### [What this exercise asks]
1: In the passage on heap-based arrays in C, which function gives calloc-allocated arrays back to the operating system?
2: Carry on the passage about heap-based arrays in C from its final sentence.
--- Start of Text passage ---
The most important difference between stack-based arrays and heap-based arrays is that of scope. Stack-based arrays go away when the scope they were declared in ends, just like normal variables that you are used to.

But heap-based arrays are different; they live on forever (or at least until your program terminates). This can be a useful feature at times, but can also lead to memory leaks. That’s where your program allocates more and more memory, without ever giving it back, so that after running your program for a long time it eats up all the memory in your computer and crashes.

Fortunately, we can give calloc-allocated arrays back to the operating system for recycling using the free function. You just pass free the pointer to the beginning of the array you want to deallocate, like so:

int len;
printf("How long is your name? ");
fflush(stdout);
scanf(" %i", &len);

// note: len+1 to account for the null byte!
char* name = calloc(len+1, sizeof(char);
printf("Enter your name: ");
fflush(stdout);
scanf(" %s", name);

// now you might do something with the name...

// deallocate the space for name
free(name);

Think of calloc and free the same as fopen and fclose: every call to calloc to create an array should have a corresponding call to free that happens later to deallocate it.

3.3 Growing an array

Besides living forever and potentially being larger than stack-based arrays, heap-based arrays also have the advantage in that you can resize them after declaration.

For example, let’s say we want to read in a bunch of prices (doubles), but we don’t know how many there will be. How will you decide how large to make the array?
--- End of Text passage ---
--- Start of Dataset extract ---
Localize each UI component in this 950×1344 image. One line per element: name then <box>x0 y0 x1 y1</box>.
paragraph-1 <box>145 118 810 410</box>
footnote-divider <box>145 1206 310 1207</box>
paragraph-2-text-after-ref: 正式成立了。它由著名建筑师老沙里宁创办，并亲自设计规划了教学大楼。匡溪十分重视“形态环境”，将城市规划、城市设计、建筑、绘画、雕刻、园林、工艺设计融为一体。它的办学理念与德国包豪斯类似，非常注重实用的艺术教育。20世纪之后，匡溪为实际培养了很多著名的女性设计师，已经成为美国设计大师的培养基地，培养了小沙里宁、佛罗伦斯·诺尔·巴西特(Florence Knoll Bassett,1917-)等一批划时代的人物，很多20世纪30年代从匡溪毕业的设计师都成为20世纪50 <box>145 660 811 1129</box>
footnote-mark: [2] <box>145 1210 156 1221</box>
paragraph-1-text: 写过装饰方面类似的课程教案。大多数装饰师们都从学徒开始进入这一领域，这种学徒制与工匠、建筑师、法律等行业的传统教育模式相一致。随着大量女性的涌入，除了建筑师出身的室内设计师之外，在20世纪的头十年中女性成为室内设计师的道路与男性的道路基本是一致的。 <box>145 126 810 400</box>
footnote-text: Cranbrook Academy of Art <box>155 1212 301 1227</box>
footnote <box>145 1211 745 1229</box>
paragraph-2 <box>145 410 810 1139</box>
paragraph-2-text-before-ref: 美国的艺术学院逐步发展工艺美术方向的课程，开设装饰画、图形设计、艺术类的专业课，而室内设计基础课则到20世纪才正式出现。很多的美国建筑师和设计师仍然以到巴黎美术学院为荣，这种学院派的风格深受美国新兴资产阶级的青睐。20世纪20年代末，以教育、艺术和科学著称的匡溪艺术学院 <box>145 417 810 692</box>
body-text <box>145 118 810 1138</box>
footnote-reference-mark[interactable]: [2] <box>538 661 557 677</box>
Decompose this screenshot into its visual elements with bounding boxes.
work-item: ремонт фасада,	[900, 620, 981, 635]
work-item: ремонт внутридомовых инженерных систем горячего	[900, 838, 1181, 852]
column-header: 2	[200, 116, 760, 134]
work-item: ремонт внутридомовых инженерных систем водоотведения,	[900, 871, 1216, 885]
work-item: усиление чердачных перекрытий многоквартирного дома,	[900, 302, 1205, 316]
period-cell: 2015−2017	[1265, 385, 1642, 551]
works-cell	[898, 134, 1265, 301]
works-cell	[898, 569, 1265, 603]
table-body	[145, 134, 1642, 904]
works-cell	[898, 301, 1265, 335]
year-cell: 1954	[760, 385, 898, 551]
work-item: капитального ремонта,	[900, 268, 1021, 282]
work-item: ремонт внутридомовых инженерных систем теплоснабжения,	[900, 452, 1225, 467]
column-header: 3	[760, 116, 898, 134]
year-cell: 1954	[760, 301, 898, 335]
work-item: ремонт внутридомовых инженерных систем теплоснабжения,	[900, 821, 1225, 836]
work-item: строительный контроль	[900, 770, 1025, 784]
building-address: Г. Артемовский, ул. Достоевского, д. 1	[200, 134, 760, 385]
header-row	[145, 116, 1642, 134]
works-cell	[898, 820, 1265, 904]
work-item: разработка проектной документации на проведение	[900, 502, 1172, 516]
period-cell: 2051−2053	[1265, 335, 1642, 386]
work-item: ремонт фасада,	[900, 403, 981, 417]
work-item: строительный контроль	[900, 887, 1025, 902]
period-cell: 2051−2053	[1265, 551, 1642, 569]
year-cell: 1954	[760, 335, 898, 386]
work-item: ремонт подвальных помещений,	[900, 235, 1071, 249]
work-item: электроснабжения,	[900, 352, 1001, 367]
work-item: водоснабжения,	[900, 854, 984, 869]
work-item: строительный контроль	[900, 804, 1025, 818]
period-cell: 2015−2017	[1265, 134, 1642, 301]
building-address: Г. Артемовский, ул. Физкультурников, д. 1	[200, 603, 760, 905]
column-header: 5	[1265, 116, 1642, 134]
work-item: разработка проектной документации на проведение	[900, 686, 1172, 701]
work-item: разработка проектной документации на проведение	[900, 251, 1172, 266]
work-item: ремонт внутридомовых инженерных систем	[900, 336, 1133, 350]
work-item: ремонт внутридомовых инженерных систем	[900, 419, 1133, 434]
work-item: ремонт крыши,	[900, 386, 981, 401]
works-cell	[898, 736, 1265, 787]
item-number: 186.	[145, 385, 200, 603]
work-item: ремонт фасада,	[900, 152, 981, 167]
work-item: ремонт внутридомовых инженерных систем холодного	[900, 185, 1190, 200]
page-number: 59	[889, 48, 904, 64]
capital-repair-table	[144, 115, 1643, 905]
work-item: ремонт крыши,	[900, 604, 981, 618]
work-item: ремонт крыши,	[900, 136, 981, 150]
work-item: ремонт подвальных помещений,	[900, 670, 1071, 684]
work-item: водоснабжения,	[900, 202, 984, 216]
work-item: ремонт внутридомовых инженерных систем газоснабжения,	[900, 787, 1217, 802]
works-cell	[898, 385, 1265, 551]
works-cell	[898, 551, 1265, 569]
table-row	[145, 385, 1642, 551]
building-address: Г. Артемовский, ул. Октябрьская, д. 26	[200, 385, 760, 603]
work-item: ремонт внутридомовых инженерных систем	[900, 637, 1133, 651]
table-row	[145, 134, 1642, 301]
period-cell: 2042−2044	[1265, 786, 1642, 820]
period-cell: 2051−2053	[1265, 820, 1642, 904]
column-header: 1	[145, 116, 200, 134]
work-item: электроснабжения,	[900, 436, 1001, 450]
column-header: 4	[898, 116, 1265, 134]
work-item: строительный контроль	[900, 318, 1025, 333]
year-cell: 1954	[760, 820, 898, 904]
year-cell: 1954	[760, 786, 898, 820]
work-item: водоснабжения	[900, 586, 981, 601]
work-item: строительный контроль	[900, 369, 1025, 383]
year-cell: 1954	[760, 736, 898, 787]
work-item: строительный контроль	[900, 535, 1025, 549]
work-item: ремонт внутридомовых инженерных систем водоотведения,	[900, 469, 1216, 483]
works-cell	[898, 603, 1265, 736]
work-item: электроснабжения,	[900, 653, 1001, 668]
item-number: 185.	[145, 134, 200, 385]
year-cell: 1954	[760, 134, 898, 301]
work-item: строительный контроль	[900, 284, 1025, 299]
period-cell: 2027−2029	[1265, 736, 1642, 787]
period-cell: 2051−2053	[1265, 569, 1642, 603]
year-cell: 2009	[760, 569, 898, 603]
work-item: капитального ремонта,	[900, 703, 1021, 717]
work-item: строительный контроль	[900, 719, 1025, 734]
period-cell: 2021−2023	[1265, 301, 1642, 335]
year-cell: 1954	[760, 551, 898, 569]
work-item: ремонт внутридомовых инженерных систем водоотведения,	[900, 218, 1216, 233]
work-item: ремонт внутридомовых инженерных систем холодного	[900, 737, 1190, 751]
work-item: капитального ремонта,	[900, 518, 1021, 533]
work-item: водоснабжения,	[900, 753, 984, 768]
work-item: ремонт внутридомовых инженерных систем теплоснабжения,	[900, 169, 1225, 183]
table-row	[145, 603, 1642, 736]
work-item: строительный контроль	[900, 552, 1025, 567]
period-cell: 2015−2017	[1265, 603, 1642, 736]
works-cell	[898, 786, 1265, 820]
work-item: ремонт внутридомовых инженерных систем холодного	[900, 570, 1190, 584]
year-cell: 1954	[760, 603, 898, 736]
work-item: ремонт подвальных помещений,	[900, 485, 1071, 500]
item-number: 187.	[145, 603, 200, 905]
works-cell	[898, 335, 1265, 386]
--- End of Dataset extract ---
### [Answer list]
1: The free function.

2:
The answer is, you just make the array bigger when you need to, by callocing a new one, copying over the data, and then freeing the old array. Here’s a complete example:

#include <stdio.h>
#include <stdlib.h>

int main() {
  int size = 5; // initial size of the array
  double* arr = calloc(size, sizeof(double));

  int num = 0; // number of prices stored in the array
  double temp;
  printf("Enter prices, followed by a negative number:\n");

  scanf(" %lg", &temp);
  while (temp >= 0) {
    if (num == size) {
      // array is full; must resize
      int oldsize = size;
      // increase the size
      size += 5;
      // declare new array with that size
      double* newarr = calloc(size, sizeof(double));
      // copy the old data to the new array
      for (int i=0; i<oldsize; ++i) {
        newarr[i] = arr[i];
      }
      // deallocate the old array
      free(arr);
      // copy the new array pointer
      arr = newarr;
      printf("(array size increased from %i to %i)\n", oldsize, size);
    }

    // copy the price that was read to the next slot in the array
    arr[num] = temp;
    ++num;

    // read the next value
    scanf(" %lg", &temp);
  }

  printf("You entered %i prices.\n", num);
  printf("The middle price was %g.\n", arr[num/2]);

  free(arr);
  return 0;
}

Since this kind of “grow an array” operation is so common, the <stdlib.h> library also provides a convenient realloc function that does the reallocation and copying all for you. The arguments to realloc are the old pointer and the new total size in bytes, and the return is the pointer to the newly-increased array.

So in the previous example, all of this:

int oldsize = size;
// increase the size
size += 5;
// declare new array with that size
double* newarr = calloc(size, sizeof(double));
// copy the old data to the new array
for (int i=0; i<oldsize; ++i) {
  newarr[i] = arr[i];
}
// deallocate the old array
free(arr);
// copy the new array pointer
arr = newarr;

could be replaced by just

size += 5;
arr = realloc(arr, size * sizeof(double));

Just be careful that you notice that (unlike calloc) the size of the array has to be explicitly multiplied by the sizeof(TYPE) to get your total size in bytes. Also unlike calloc, while the old contents are copied over to the beginning of the new array, the new part is not zeroed out when you call realloc.

4 Arrays & Functions

There are many situations in which it’s natural to ask for functions that have arrays as arguments or that return arrays … or both! Technically speaking, there’s nothing really new to teach here, i.e., there’s no special syntax or information that you don’t already know. Arrays are pointers, so functions that deal with arrays take and/or return pointers.

But actually writing and using functions with arrays can be tricky, so we’ll go through some examples to see how it works.

4.1 Arrays as arguments to functions

Suppose we have an array of game scores, each being either a positive number for how many points you won by, or a negative number for how many you lost by. For example, the Philadelphia Eagles’ 2016 season might be stored as

int games = 16;
int eagles[games] = {19, 15, 31, -1, -7, 11, -6, -5,
                     9, -11, -14, -18, -5, -1, 5, 14};

(Not their best season.)

Now we may want to compute some information, such as the number of wins they had in the season. For that, we can write a function countpos that takes in an array and returns the number of positive integers in the array.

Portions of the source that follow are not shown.